## STATED TASK
The entries below should be transcribed in their entirety, exactly as written.

Collected data
- - - -

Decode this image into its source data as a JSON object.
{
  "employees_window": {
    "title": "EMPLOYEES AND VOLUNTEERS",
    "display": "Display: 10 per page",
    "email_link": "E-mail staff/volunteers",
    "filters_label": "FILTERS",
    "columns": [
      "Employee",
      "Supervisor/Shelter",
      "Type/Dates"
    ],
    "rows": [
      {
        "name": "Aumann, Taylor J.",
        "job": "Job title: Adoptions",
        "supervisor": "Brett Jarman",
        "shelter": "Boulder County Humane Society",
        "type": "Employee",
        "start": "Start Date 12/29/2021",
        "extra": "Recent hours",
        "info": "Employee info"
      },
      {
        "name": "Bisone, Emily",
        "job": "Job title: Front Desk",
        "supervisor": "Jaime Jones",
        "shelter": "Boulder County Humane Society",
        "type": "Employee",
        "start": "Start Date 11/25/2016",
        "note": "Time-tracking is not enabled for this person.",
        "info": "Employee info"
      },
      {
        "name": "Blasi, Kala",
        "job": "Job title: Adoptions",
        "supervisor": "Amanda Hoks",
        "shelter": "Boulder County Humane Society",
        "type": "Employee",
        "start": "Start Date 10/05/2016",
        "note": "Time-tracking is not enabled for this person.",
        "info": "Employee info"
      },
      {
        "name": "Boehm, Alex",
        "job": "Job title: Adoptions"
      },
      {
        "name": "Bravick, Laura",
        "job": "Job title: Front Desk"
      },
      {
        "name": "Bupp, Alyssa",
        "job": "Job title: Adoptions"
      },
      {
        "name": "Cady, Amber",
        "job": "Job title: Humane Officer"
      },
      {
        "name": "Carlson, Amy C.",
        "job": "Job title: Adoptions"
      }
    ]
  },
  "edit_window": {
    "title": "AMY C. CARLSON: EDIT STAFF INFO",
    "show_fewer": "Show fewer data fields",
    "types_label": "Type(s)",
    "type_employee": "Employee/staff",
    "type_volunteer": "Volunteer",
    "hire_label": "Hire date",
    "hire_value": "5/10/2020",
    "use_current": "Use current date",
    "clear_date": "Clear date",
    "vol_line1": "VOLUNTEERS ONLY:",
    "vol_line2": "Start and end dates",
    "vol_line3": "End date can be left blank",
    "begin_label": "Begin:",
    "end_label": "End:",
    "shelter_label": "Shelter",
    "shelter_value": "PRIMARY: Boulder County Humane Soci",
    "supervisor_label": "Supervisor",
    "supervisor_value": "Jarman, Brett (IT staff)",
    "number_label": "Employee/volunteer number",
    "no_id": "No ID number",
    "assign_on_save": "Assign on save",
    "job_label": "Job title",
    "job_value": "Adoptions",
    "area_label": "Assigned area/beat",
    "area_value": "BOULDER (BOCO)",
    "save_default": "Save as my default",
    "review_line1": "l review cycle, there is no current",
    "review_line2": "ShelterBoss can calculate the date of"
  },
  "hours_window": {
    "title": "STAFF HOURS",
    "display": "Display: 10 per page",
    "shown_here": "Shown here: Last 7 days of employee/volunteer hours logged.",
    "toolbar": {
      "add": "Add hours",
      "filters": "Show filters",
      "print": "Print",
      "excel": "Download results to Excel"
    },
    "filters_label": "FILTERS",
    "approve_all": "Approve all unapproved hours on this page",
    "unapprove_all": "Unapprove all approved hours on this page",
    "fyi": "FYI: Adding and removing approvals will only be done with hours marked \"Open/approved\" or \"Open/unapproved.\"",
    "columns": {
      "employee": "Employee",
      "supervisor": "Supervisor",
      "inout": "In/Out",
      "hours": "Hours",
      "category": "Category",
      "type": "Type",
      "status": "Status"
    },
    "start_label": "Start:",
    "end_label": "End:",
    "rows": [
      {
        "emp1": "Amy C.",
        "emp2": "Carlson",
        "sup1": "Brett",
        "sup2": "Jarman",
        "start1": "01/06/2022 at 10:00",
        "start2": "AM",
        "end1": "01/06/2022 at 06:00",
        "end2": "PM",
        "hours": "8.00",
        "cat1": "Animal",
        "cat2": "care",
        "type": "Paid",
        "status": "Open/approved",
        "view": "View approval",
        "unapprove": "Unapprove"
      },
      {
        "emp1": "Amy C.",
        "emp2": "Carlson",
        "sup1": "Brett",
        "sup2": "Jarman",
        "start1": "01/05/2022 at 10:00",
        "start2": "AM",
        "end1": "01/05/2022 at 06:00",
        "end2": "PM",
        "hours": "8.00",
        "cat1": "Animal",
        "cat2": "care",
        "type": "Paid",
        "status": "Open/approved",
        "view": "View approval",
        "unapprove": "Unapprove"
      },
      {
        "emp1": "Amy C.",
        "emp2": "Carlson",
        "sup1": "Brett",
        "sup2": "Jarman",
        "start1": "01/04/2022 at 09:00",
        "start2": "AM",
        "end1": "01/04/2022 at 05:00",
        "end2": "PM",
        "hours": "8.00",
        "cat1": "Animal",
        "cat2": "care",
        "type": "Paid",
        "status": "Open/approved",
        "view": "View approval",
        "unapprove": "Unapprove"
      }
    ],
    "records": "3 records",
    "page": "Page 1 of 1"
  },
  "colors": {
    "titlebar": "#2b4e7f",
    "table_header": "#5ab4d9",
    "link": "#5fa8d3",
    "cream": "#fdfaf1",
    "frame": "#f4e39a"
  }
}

- - - -

## SOLUTION
Decode this image into its source data as a JSON object.
{
  "employees_window": {
    "title": "EMPLOYEES AND VOLUNTEERS",
    "display": "Display: 10 per page",
    "email_link": "E-mail staff/volunteers",
    "filters_label": "FILTERS",
    "columns": [
      "Employee",
      "Supervisor/Shelter",
      "Type/Dates"
    ],
    "rows": [
      {
        "name": "Aumann, Taylor J.",
        "job": "Job title: Adoptions",
        "supervisor": "Brett Jarman",
        "shelter": "Boulder County Humane Society",
        "type": "Employee",
        "start": "Start Date 12/29/2021",
        "extra": "Recent hours",
        "info": "Employee info"
      },
      {
        "name": "Bisone, Emily",
        "job": "Job title: Front Desk",
        "supervisor": "Jaime Jones",
        "shelter": "Boulder County Humane Society",
        "type": "Employee",
        "start": "Start Date 11/25/2016",
        "note": "Time-tracking is not enabled for this person.",
        "info": "Employee info"
      },
      {
        "name": "Blasi, Kala",
        "job": "Job title: Adoptions",
        "supervisor": "Amanda Hoks",
        "shelter": "Boulder County Humane Society",
        "type": "Employee",
        "start": "Start Date 10/05/2016",
        "note": "Time-tracking is not enabled for this person.",
        "info": "Employee info"
      },
      {
        "name": "Boehm, Alex",
        "job": "Job title: Adoptions"
      },
      {
        "name": "Bravick, Laura",
        "job": "Job title: Front Desk"
      },
      {
        "name": "Bupp, Alyssa",
        "job": "Job title: Adoptions"
      },
      {
        "name": "Cady, Amber",
        "job": "Job title: Humane Officer"
      },
      {
        "name": "Carlson, Amy C.",
        "job": "Job title: Adoptions"
      }
    ]
  },
  "edit_window": {
    "title": "AMY C. CARLSON: EDIT STAFF INFO",
    "show_fewer": "Show fewer data fields",
    "types_label": "Type(s)",
    "type_employee": "Employee/staff",
    "type_volunteer": "Volunteer",
    "hire_label": "Hire date",
    "hire_value": "5/10/2020",
    "use_current": "Use current date",
    "clear_date": "Clear date",
    "vol_line1": "VOLUNTEERS ONLY:",
    "vol_line2": "Start and end dates",
    "vol_line3": "End date can be left blank",
    "begin_label": "Begin:",
    "end_label": "End:",
    "shelter_label": "Shelter",
    "shelter_value": "PRIMARY: Boulder County Humane Soci",
    "supervisor_label": "Supervisor",
    "supervisor_value": "Jarman, Brett (IT staff)",
    "number_label": "Employee/volunteer number",
    "no_id": "No ID number",
    "assign_on_save": "Assign on save",
    "job_label": "Job title",
    "job_value": "Adoptions",
    "area_label": "Assigned area/beat",
    "area_value": "BOULDER (BOCO)",
    "save_default": "Save as my default",
    "review_line1": "l review cycle, there is no current",
    "review_line2": "ShelterBoss can calculate the date of"
  },
  "hours_window": {
    "title": "STAFF HOURS",
    "display": "Display: 10 per page",
    "shown_here": "Shown here: Last 7 days of employee/volunteer hours logged.",
    "toolbar": {
      "add": "Add hours",
      "filters": "Show filters",
      "print": "Print",
      "excel": "Download results to Excel"
    },
    "filters_label": "FILTERS",
    "approve_all": "Approve all unapproved hours on this page",
    "unapprove_all": "Unapprove all approved hours on this page",
    "fyi": "FYI: Adding and removing approvals will only be done with hours marked \"Open/approved\" or \"Open/unapproved.\"",
    "columns": {
      "employee": "Employee",
      "supervisor": "Supervisor",
      "inout": "In/Out",
      "hours": "Hours",
      "category": "Category",
      "type": "Type",
      "status": "Status"
    },
    "start_label": "Start:",
    "end_label": "End:",
    "rows": [
      {
        "emp1": "Amy C.",
        "emp2": "Carlson",
        "sup1": "Brett",
        "sup2": "Jarman",
        "start1": "01/06/2022 at 10:00",
        "start2": "AM",
        "end1": "01/06/2022 at 06:00",
        "end2": "PM",
        "hours": "8.00",
        "cat1": "Animal",
        "cat2": "care",
        "type": "Paid",
        "status": "Open/approved",
        "view": "View approval",
        "unapprove": "Unapprove"
      },
      {
        "emp1": "Amy C.",
        "emp2": "Carlson",
        "sup1": "Brett",
        "sup2": "Jarman",
        "start1": "01/05/2022 at 10:00",
        "start2": "AM",
        "end1": "01/05/2022 at 06:00",
        "end2": "PM",
        "hours": "8.00",
        "cat1": "Animal",
        "cat2": "care",
        "type": "Paid",
        "status": "Open/approved",
        "view": "View approval",
        "unapprove": "Unapprove"
      },
      {
        "emp1": "Amy C.",
        "emp2": "Carlson",
        "sup1": "Brett",
        "sup2": "Jarman",
        "start1": "01/04/2022 at 09:00",
        "start2": "AM",
        "end1": "01/04/2022 at 05:00",
        "end2": "PM",
        "hours": "8.00",
        "cat1": "Animal",
        "cat2": "care",
        "type": "Paid",
        "status": "Open/approved",
        "view": "View approval",
        "unapprove": "Unapprove"
      }
    ],
    "records": "3 records",
    "page": "Page 1 of 1"
  },
  "colors": {
    "titlebar": "#2b4e7f",
    "table_header": "#5ab4d9",
    "link": "#5fa8d3",
    "cream": "#fdfaf1",
    "frame": "#f4e39a"
  }
}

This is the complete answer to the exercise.